Set exercise: Output all the entries word for word. Omit the pictures.

Recorded data:
_____

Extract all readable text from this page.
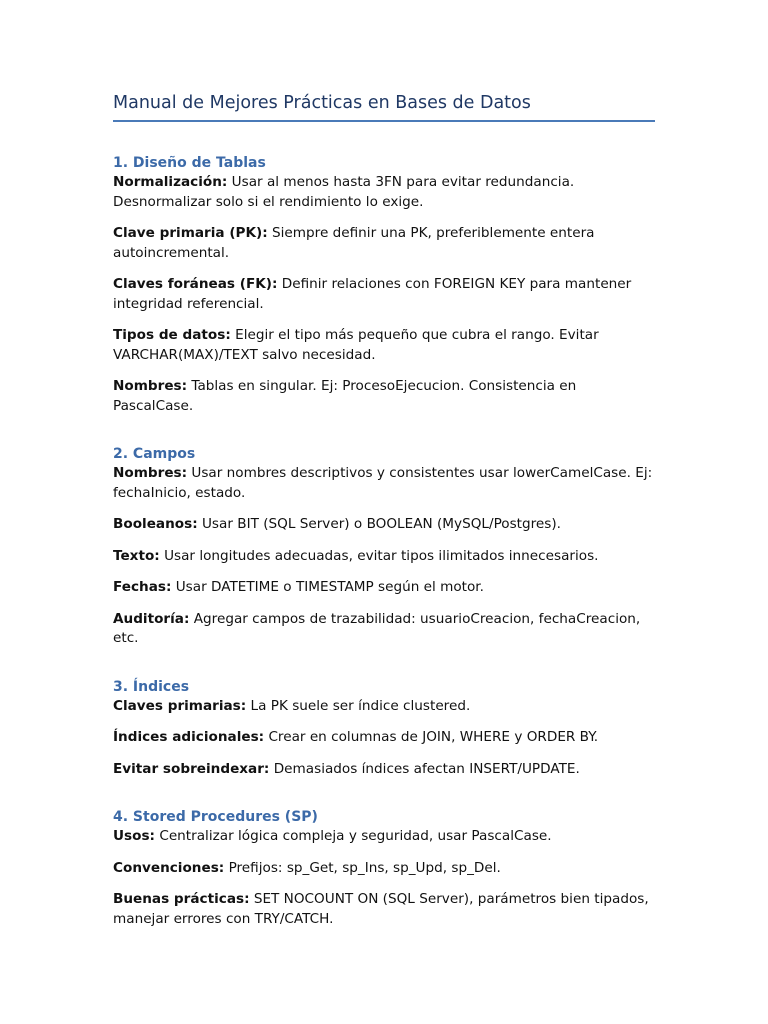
Manual de Mejores Prácticas en Bases de Datos
1. Diseño de Tablas

Normalización: Usar al menos hasta 3FN para evitar redundancia. Desnormalizar solo si el rendimiento lo exige.

Clave primaria (PK): Siempre definir una PK, preferiblemente entera autoincremental.

Claves foráneas (FK): Definir relaciones con FOREIGN KEY para mantener integridad referencial.

Tipos de datos: Elegir el tipo más pequeño que cubra el rango. Evitar VARCHAR(MAX)/TEXT salvo necesidad.

Nombres: Tablas en singular. Ej: ProcesoEjecucion. Consistencia en PascalCase.

2. Campos

Nombres: Usar nombres descriptivos y consistentes usar lowerCamelCase. Ej: fechaInicio, estado.

Booleanos: Usar BIT (SQL Server) o BOOLEAN (MySQL/Postgres).

Texto: Usar longitudes adecuadas, evitar tipos ilimitados innecesarios.

Fechas: Usar DATETIME o TIMESTAMP según el motor.

Auditoría: Agregar campos de trazabilidad: usuarioCreacion, fechaCreacion, etc.

3. Índices

Claves primarias: La PK suele ser índice clustered.

Índices adicionales: Crear en columnas de JOIN, WHERE y ORDER BY.

Evitar sobreindexar: Demasiados índices afectan INSERT/UPDATE.

4. Stored Procedures (SP)

Usos: Centralizar lógica compleja y seguridad, usar PascalCase.

Convenciones: Prefijos: sp_Get, sp_Ins, sp_Upd, sp_Del.

Buenas prácticas: SET NOCOUNT ON (SQL Server), parámetros bien tipados, manejar errores con TRY/CATCH.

_____

Response to the exercise:
Extract all readable text from this page.
Manual de Mejores Prácticas en Bases de Datos
1. Diseño de Tablas

Normalización: Usar al menos hasta 3FN para evitar redundancia. Desnormalizar solo si el rendimiento lo exige.

Clave primaria (PK): Siempre definir una PK, preferiblemente entera autoincremental.

Claves foráneas (FK): Definir relaciones con FOREIGN KEY para mantener integridad referencial.

Tipos de datos: Elegir el tipo más pequeño que cubra el rango. Evitar VARCHAR(MAX)/TEXT salvo necesidad.

Nombres: Tablas en singular. Ej: ProcesoEjecucion. Consistencia en PascalCase.

2. Campos

Nombres: Usar nombres descriptivos y consistentes usar lowerCamelCase. Ej: fechaInicio, estado.

Booleanos: Usar BIT (SQL Server) o BOOLEAN (MySQL/Postgres).

Texto: Usar longitudes adecuadas, evitar tipos ilimitados innecesarios.

Fechas: Usar DATETIME o TIMESTAMP según el motor.

Auditoría: Agregar campos de trazabilidad: usuarioCreacion, fechaCreacion, etc.

3. Índices

Claves primarias: La PK suele ser índice clustered.

Índices adicionales: Crear en columnas de JOIN, WHERE y ORDER BY.

Evitar sobreindexar: Demasiados índices afectan INSERT/UPDATE.

4. Stored Procedures (SP)

Usos: Centralizar lógica compleja y seguridad, usar PascalCase.

Convenciones: Prefijos: sp_Get, sp_Ins, sp_Upd, sp_Del.

Buenas prácticas: SET NOCOUNT ON (SQL Server), parámetros bien tipados, manejar errores con TRY/CATCH.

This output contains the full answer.